**The problem**
The records below must be output exactly, without pictures.

** start of Data section **

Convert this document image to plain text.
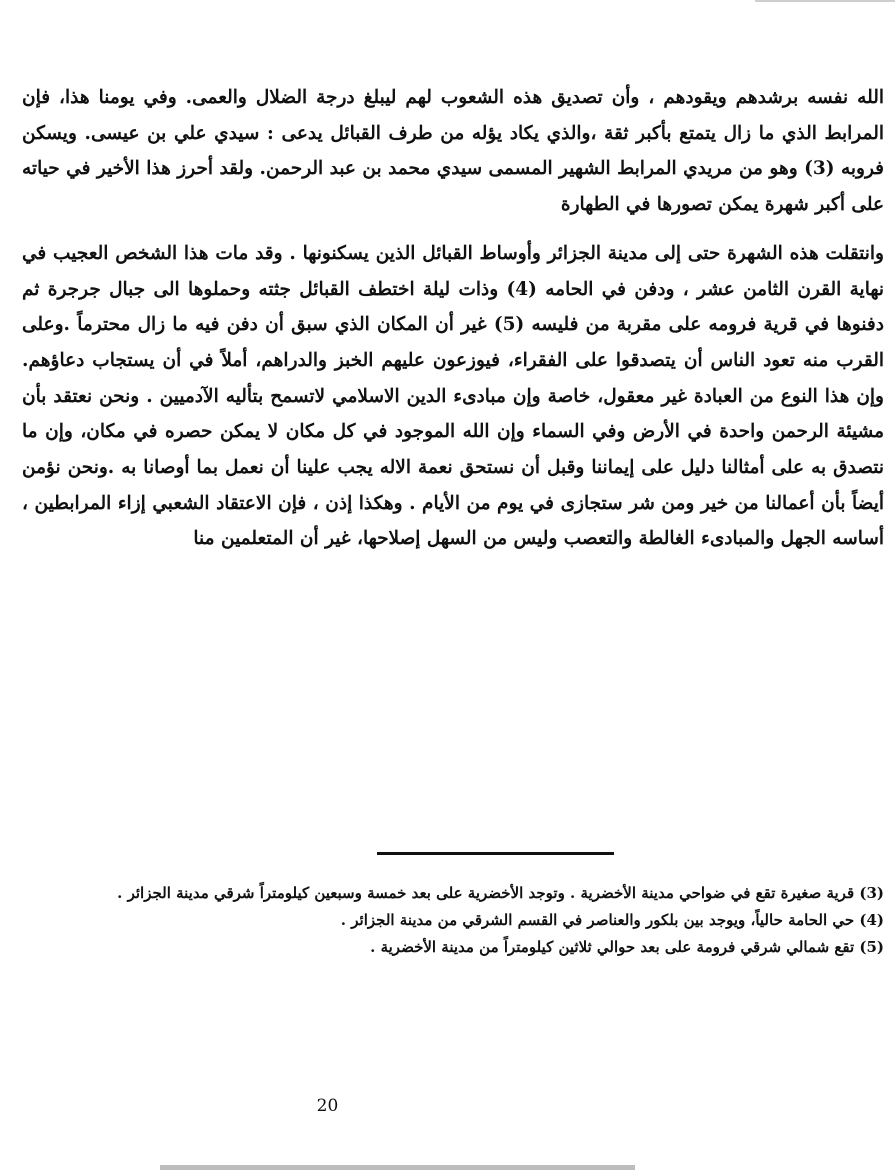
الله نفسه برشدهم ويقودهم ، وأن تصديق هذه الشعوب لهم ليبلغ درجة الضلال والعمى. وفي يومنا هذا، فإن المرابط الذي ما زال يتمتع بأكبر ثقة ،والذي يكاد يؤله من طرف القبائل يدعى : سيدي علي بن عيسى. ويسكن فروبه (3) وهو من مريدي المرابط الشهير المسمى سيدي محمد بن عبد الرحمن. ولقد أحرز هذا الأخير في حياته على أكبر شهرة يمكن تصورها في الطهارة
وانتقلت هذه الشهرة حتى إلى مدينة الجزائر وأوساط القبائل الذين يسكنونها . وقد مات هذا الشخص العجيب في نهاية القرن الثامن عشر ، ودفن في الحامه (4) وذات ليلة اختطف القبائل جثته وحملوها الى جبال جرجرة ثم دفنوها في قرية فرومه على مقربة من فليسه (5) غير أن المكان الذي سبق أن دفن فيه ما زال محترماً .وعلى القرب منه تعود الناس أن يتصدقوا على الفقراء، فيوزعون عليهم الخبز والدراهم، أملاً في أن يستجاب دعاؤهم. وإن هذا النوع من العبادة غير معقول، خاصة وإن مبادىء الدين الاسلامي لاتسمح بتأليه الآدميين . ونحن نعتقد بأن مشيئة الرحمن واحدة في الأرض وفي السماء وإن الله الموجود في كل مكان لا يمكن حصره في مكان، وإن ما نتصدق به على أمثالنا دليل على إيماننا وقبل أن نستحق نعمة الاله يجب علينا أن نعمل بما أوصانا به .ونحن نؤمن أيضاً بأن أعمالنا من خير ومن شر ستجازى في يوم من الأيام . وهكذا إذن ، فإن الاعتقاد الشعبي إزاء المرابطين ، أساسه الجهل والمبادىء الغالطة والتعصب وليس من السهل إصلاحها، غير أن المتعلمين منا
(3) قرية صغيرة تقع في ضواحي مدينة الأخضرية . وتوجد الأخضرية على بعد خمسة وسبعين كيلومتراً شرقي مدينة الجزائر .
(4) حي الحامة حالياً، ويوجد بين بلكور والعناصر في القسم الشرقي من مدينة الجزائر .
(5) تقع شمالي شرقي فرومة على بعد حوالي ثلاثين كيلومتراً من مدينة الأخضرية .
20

** end of Data section **

**Task result**
Convert this document image to plain text.
الله نفسه برشدهم ويقودهم ، وأن تصديق هذه الشعوب لهم ليبلغ درجة الضلال والعمى. وفي يومنا هذا، فإن المرابط الذي ما زال يتمتع بأكبر ثقة ،والذي يكاد يؤله من طرف القبائل يدعى : سيدي علي بن عيسى. ويسكن فروبه (3) وهو من مريدي المرابط الشهير المسمى سيدي محمد بن عبد الرحمن. ولقد أحرز هذا الأخير في حياته على أكبر شهرة يمكن تصورها في الطهارة
وانتقلت هذه الشهرة حتى إلى مدينة الجزائر وأوساط القبائل الذين يسكنونها . وقد مات هذا الشخص العجيب في نهاية القرن الثامن عشر ، ودفن في الحامه (4) وذات ليلة اختطف القبائل جثته وحملوها الى جبال جرجرة ثم دفنوها في قرية فرومه على مقربة من فليسه (5) غير أن المكان الذي سبق أن دفن فيه ما زال محترماً .وعلى القرب منه تعود الناس أن يتصدقوا على الفقراء، فيوزعون عليهم الخبز والدراهم، أملاً في أن يستجاب دعاؤهم. وإن هذا النوع من العبادة غير معقول، خاصة وإن مبادىء الدين الاسلامي لاتسمح بتأليه الآدميين . ونحن نعتقد بأن مشيئة الرحمن واحدة في الأرض وفي السماء وإن الله الموجود في كل مكان لا يمكن حصره في مكان، وإن ما نتصدق به على أمثالنا دليل على إيماننا وقبل أن نستحق نعمة الاله يجب علينا أن نعمل بما أوصانا به .ونحن نؤمن أيضاً بأن أعمالنا من خير ومن شر ستجازى في يوم من الأيام . وهكذا إذن ، فإن الاعتقاد الشعبي إزاء المرابطين ، أساسه الجهل والمبادىء الغالطة والتعصب وليس من السهل إصلاحها، غير أن المتعلمين منا
(3) قرية صغيرة تقع في ضواحي مدينة الأخضرية . وتوجد الأخضرية على بعد خمسة وسبعين كيلومتراً شرقي مدينة الجزائر .
(4) حي الحامة حالياً، ويوجد بين بلكور والعناصر في القسم الشرقي من مدينة الجزائر .
(5) تقع شمالي شرقي فرومة على بعد حوالي ثلاثين كيلومتراً من مدينة الأخضرية .
20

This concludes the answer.